Entries shown:
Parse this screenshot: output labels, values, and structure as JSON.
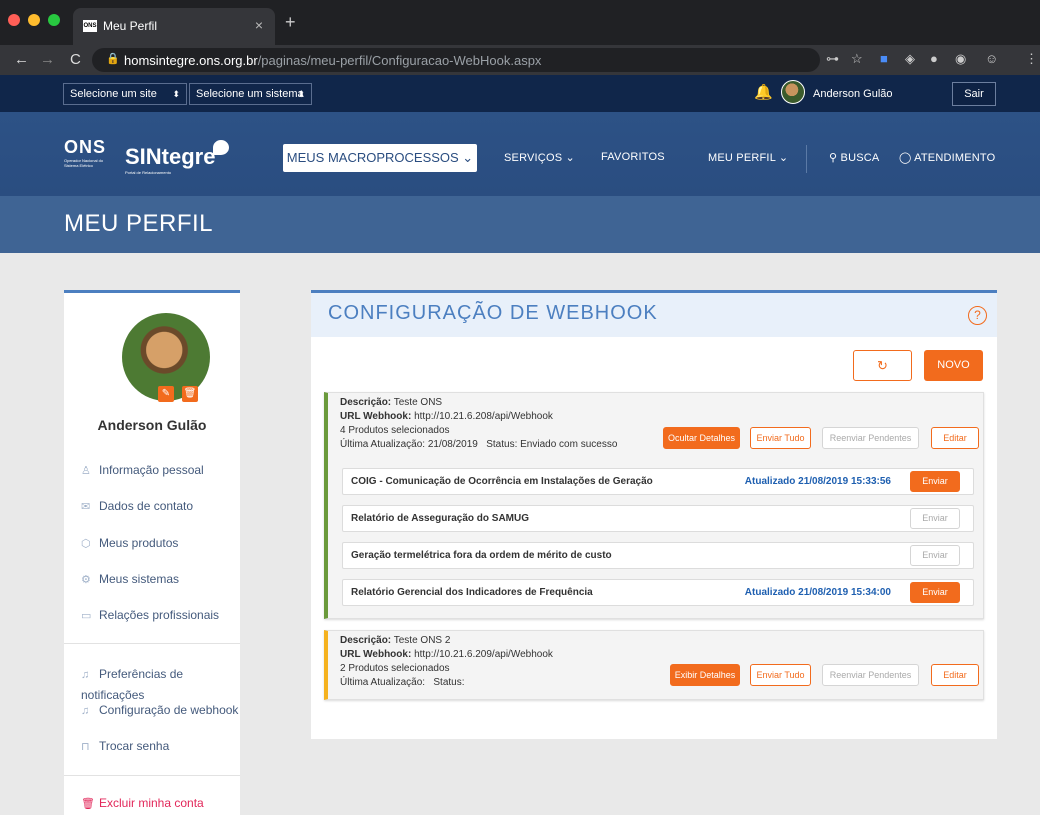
{
  "browser": {
    "tab_title": "Meu Perfil",
    "tab_favicon": "ONS",
    "url_domain": "homsintegre.ons.org.br",
    "url_path": "/paginas/meu-perfil/Configuracao-WebHook.aspx"
  },
  "topbar": {
    "site_select": "Selecione um site",
    "system_select": "Selecione um sistema",
    "user_name": "Anderson Gulão",
    "logout_label": "Sair"
  },
  "nav": {
    "logo_ons": "ONS",
    "logo_ons_sub": "Operador Nacional do Sistema Elétrico",
    "logo_sintegre": "SINtegre",
    "logo_sintegre_sub": "Portal de Relacionamento",
    "macro_label": "MEUS MACROPROCESSOS ⌄",
    "servicos": "SERVIÇOS ⌄",
    "favoritos": "FAVORITOS",
    "meu_perfil": "MEU PERFIL ⌄",
    "busca": "BUSCA",
    "atendimento": "ATENDIMENTO"
  },
  "page_title": "MEU PERFIL",
  "sidebar": {
    "name": "Anderson Gulão",
    "items": [
      {
        "label": "Informação pessoal"
      },
      {
        "label": "Dados de contato"
      },
      {
        "label": "Meus produtos"
      },
      {
        "label": "Meus sistemas"
      },
      {
        "label": "Relações profissionais"
      },
      {
        "label": "Preferências de notificações"
      },
      {
        "label": "Configuração de webhook"
      },
      {
        "label": "Trocar senha"
      },
      {
        "label": "Excluir minha conta"
      }
    ]
  },
  "panel": {
    "title": "CONFIGURAÇÃO DE WEBHOOK",
    "novo_label": "NOVO"
  },
  "webhooks": [
    {
      "descricao_label": "Descrição:",
      "descricao": "Teste ONS",
      "url_label": "URL Webhook:",
      "url": "http://10.21.6.208/api/Webhook",
      "produtos": "4 Produtos selecionados",
      "ultima": "Última Atualização: 21/08/2019",
      "status": "Status: Enviado com sucesso",
      "toggle_label": "Ocultar Detalhes",
      "enviar_tudo": "Enviar Tudo",
      "reenviar": "Reenviar Pendentes",
      "editar": "Editar",
      "products": [
        {
          "name": "COIG - Comunicação de Ocorrência em Instalações de Geração",
          "updated": "Atualizado 21/08/2019 15:33:56",
          "btn": "Enviar"
        },
        {
          "name": "Relatório de Asseguração do SAMUG",
          "updated": "",
          "btn": "Enviar"
        },
        {
          "name": "Geração termelétrica fora da ordem de mérito de custo",
          "updated": "",
          "btn": "Enviar"
        },
        {
          "name": "Relatório Gerencial dos Indicadores de Frequência",
          "updated": "Atualizado 21/08/2019 15:34:00",
          "btn": "Enviar"
        }
      ]
    },
    {
      "descricao_label": "Descrição:",
      "descricao": "Teste ONS 2",
      "url_label": "URL Webhook:",
      "url": "http://10.21.6.209/api/Webhook",
      "produtos": "2 Produtos selecionados",
      "ultima": "Última Atualização:",
      "status": "Status:",
      "toggle_label": "Exibir Detalhes",
      "enviar_tudo": "Enviar Tudo",
      "reenviar": "Reenviar Pendentes",
      "editar": "Editar"
    }
  ],
  "colors": {
    "accent_orange": "#f26b1d",
    "nav_blue": "#2a4d80",
    "topbar_navy": "#10264a",
    "status_green": "#6b9a3c",
    "status_yellow": "#f5b21f",
    "link_blue": "#1e5fb0"
  }
}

Stated task:
Copy each line of the listing that includes "http".

Finished exercise:
      "url": "http://10.21.6.208/api/Webhook",
      "url": "http://10.21.6.209/api/Webhook",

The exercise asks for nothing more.